# [Exercise brief]
Locate each line of the material that contains "subtitle", then return it.

# [Record set]
***
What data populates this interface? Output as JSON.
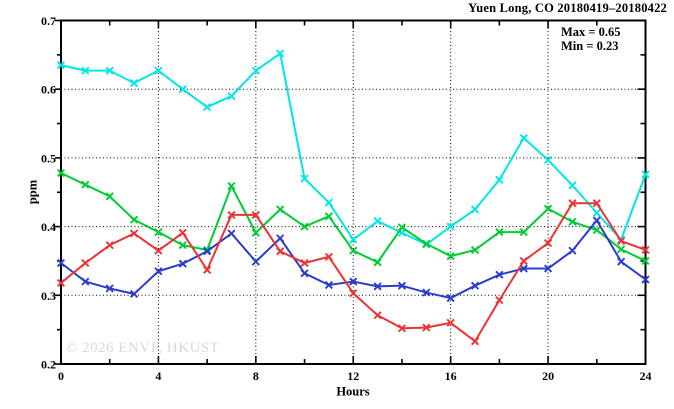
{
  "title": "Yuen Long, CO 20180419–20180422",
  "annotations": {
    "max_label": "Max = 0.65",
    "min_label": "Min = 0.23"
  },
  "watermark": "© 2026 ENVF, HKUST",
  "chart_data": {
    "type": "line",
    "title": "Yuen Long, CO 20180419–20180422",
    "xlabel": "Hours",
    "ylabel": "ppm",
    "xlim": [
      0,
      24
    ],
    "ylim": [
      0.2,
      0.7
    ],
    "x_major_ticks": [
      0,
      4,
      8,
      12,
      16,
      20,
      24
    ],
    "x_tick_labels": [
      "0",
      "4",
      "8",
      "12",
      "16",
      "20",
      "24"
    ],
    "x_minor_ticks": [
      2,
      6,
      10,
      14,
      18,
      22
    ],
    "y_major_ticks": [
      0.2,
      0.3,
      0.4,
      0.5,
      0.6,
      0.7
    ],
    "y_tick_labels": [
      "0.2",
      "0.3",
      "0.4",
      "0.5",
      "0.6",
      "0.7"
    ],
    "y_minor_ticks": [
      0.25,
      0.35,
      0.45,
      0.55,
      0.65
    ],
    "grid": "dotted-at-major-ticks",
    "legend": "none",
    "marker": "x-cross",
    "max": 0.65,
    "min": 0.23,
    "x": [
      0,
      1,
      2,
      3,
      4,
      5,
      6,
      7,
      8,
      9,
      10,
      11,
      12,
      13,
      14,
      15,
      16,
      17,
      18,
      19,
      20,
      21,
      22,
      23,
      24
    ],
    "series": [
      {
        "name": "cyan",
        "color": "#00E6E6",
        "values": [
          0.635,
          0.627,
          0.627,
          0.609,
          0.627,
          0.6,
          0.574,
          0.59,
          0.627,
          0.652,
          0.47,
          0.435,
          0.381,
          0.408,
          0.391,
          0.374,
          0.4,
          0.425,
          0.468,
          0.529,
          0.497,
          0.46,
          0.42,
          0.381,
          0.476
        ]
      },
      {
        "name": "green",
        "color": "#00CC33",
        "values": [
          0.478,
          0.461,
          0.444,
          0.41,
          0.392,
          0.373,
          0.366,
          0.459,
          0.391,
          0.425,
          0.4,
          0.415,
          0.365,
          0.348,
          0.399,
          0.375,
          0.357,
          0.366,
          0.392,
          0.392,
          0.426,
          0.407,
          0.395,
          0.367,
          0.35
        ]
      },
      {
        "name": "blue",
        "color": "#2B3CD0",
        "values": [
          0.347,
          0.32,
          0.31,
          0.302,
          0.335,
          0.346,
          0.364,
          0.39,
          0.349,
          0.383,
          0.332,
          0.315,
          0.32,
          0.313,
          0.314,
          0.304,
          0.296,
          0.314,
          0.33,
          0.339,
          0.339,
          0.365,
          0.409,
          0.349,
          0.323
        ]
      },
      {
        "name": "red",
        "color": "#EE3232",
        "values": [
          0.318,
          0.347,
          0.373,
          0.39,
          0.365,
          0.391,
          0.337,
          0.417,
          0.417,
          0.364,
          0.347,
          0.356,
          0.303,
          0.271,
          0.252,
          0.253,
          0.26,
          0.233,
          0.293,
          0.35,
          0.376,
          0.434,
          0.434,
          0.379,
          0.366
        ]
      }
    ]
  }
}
***
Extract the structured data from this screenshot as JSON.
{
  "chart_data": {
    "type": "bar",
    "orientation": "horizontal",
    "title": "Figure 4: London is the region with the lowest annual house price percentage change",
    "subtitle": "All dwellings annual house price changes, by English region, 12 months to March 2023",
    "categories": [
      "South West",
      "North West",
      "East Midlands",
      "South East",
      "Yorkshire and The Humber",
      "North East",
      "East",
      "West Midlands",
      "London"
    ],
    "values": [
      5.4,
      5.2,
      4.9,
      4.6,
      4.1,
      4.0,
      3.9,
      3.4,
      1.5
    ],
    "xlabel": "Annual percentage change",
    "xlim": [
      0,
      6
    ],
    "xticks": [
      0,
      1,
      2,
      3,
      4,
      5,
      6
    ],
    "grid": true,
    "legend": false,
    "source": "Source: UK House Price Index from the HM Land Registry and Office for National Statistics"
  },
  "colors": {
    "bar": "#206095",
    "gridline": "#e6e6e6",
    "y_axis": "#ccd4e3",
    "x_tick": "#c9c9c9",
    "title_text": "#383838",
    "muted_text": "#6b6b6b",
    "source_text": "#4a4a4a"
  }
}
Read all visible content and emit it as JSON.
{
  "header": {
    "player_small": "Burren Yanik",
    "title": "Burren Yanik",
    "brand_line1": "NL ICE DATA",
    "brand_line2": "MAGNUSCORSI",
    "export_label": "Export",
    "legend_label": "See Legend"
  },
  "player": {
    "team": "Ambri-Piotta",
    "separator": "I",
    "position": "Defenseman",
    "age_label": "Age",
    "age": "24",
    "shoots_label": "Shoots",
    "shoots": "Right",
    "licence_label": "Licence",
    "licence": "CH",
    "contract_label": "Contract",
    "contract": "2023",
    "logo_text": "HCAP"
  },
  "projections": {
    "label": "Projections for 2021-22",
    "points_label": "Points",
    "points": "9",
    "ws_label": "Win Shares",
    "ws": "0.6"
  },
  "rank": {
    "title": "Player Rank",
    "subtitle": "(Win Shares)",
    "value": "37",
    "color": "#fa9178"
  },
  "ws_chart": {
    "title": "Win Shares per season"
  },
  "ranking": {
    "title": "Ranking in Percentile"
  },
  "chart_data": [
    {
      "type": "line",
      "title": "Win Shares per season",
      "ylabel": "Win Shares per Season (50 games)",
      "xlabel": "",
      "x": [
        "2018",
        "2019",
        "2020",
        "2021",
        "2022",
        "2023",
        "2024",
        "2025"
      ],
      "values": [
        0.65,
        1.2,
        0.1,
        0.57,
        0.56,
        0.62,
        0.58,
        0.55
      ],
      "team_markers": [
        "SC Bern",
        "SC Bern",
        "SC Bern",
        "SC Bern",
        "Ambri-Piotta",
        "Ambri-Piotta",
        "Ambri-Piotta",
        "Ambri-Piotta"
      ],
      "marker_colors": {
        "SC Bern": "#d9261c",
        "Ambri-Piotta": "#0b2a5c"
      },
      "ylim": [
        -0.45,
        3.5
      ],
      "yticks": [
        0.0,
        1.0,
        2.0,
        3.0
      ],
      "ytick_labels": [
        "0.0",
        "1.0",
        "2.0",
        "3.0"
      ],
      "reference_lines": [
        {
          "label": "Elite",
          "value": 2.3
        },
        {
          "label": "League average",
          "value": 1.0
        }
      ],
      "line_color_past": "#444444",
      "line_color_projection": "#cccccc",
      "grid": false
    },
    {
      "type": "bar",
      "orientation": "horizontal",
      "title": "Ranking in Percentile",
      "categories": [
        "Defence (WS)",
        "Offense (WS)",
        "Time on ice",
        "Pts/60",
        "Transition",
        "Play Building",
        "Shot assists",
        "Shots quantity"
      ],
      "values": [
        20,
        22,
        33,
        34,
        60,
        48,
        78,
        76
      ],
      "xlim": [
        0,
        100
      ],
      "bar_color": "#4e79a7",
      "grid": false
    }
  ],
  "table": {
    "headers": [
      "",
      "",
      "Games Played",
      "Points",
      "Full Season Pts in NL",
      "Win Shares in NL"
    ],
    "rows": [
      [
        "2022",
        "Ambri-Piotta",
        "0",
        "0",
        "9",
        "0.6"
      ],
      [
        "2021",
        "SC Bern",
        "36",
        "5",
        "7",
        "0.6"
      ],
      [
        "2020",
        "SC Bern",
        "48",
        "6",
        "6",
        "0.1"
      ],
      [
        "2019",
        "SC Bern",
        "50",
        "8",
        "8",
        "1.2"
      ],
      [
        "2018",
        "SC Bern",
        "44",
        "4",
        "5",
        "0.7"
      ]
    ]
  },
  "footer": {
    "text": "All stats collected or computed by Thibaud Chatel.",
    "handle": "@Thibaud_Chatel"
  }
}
***
# [Reply]
    "subtitle": "All dwellings annual house price changes, by English region, 12 months to March 2023",
    "subtitle": "(Win Shares)",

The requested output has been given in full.